AIM.
Filter the data below for the string "Agency" and copy each matching line.

Dataset records.
- - -

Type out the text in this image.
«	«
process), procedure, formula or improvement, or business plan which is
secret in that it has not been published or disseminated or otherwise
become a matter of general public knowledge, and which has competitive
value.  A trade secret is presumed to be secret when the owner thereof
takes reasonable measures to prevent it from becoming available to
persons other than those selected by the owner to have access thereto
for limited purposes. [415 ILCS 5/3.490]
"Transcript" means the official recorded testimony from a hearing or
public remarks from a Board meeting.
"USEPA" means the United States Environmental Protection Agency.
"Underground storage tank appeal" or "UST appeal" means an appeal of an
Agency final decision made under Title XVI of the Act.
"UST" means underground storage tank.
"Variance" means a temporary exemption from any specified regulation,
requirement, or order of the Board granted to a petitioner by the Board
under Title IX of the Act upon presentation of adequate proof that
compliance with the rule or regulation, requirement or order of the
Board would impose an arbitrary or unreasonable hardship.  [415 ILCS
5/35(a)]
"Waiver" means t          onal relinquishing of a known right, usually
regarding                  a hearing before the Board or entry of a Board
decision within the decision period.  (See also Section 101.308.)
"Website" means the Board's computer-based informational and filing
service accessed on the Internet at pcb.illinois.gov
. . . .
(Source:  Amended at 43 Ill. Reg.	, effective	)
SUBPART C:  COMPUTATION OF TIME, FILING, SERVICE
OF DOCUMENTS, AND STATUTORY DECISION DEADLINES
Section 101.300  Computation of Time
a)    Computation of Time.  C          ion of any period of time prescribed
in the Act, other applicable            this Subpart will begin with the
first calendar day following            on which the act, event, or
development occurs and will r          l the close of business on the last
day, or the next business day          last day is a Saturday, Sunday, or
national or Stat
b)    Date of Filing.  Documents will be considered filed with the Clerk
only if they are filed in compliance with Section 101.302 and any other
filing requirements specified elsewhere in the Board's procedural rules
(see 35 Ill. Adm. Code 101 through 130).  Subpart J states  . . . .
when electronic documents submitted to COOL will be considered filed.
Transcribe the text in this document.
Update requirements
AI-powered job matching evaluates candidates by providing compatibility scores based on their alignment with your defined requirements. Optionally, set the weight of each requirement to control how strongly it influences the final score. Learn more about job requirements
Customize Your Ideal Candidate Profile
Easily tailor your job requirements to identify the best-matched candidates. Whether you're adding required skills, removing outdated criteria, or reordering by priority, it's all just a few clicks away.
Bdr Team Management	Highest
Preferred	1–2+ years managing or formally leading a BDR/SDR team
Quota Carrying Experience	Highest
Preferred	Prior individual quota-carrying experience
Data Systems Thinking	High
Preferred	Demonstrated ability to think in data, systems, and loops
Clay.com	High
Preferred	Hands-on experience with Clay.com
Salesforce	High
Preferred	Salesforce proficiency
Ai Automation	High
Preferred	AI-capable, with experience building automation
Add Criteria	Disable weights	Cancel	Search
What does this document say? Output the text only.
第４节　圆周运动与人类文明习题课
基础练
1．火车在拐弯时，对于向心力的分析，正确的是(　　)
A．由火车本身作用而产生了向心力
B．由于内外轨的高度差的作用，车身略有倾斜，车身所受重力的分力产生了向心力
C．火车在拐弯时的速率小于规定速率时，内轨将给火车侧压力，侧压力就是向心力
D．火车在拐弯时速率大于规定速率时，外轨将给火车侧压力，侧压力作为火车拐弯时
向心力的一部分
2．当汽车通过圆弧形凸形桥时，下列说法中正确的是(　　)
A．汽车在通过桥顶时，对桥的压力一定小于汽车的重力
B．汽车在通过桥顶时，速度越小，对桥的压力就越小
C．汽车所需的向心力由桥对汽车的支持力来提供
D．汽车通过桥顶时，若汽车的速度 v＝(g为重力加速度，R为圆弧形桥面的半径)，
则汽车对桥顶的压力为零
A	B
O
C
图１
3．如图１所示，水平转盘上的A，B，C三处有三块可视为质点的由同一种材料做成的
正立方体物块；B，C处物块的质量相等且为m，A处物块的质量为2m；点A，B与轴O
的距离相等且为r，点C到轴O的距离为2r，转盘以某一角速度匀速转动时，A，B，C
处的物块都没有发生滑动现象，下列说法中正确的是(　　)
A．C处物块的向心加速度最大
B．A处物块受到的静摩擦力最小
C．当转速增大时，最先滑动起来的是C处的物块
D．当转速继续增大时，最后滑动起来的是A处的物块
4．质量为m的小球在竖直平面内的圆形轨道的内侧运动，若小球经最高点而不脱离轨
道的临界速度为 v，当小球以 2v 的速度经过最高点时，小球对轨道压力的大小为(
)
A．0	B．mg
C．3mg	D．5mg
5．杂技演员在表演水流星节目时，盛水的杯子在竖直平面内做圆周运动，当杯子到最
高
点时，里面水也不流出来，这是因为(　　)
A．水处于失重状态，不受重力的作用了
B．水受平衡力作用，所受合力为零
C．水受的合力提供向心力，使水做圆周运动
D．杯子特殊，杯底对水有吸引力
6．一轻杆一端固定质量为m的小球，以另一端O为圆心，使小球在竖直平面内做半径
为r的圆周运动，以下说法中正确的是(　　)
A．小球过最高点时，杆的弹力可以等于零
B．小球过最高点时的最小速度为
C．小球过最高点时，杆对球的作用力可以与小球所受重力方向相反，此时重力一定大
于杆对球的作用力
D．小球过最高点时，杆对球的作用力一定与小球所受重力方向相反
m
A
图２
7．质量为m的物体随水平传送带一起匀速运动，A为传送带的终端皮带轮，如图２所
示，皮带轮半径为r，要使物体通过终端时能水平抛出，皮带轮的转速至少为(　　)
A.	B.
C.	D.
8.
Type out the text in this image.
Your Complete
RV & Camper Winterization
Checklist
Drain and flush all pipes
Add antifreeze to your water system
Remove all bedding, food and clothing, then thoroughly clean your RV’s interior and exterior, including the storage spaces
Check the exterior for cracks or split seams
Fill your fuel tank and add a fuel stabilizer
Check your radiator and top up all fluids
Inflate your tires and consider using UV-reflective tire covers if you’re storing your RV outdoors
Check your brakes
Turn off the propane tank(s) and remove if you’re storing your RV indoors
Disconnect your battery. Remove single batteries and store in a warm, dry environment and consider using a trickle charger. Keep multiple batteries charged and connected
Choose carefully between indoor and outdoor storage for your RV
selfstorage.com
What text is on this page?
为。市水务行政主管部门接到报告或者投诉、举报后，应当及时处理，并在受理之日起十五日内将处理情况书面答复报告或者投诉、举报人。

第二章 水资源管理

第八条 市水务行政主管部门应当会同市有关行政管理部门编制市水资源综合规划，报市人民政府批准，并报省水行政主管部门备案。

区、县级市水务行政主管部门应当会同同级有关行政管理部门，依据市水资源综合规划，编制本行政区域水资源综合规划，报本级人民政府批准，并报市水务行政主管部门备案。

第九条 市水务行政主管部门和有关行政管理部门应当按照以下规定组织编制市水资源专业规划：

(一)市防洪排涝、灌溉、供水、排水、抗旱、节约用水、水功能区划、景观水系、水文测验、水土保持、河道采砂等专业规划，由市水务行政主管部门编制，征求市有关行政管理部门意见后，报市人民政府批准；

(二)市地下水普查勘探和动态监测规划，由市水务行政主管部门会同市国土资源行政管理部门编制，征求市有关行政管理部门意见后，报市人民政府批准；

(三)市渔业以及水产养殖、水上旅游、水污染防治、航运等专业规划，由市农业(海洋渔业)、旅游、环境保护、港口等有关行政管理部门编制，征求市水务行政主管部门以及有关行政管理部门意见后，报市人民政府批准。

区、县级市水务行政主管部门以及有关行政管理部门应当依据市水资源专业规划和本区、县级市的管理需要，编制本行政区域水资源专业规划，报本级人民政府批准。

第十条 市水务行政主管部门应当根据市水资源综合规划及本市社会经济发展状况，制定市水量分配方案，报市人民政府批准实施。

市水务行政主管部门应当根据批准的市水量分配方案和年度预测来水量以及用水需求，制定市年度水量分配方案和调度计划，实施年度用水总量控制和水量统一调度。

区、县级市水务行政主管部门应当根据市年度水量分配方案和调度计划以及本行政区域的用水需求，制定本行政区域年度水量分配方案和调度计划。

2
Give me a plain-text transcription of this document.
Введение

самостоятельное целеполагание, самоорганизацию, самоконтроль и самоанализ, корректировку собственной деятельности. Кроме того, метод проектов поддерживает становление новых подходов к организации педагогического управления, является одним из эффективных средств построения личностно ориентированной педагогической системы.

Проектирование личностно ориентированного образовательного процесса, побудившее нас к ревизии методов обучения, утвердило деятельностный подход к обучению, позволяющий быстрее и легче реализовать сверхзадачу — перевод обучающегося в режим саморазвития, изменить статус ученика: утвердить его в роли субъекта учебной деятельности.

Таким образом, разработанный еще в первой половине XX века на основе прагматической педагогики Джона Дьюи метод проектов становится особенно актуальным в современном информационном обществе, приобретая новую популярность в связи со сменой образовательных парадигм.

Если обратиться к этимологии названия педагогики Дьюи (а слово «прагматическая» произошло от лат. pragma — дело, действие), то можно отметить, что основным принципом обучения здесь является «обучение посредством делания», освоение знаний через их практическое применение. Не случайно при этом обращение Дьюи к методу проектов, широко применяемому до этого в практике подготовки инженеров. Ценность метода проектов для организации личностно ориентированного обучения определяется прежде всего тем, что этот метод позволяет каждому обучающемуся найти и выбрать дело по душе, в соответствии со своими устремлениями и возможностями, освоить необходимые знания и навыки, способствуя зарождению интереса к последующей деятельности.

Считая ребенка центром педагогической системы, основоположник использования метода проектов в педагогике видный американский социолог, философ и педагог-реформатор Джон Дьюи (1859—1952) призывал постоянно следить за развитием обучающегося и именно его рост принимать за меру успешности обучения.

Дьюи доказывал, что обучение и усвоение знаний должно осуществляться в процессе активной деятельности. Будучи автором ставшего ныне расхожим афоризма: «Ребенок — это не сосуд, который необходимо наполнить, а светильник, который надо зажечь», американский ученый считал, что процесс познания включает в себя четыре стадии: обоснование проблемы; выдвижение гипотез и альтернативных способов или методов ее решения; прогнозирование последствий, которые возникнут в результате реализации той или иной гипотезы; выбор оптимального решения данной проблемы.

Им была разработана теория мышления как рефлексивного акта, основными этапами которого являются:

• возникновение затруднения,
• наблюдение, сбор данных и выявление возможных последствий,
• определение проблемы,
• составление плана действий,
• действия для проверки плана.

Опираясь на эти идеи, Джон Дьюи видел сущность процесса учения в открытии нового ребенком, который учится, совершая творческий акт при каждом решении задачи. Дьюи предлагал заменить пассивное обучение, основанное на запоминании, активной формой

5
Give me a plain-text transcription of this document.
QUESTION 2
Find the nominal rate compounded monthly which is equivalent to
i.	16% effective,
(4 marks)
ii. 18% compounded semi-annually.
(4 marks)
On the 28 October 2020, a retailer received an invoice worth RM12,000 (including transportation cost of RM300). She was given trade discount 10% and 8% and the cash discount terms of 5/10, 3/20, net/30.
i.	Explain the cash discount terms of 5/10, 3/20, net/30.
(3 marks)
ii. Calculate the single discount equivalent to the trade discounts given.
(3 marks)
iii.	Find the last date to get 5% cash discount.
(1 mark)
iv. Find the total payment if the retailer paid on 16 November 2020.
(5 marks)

- - -

WRITTEN SOLUTION.
"USEPA" means the United States Environmental Protection Agency.
Agency final decision made under Title XVI of the Act.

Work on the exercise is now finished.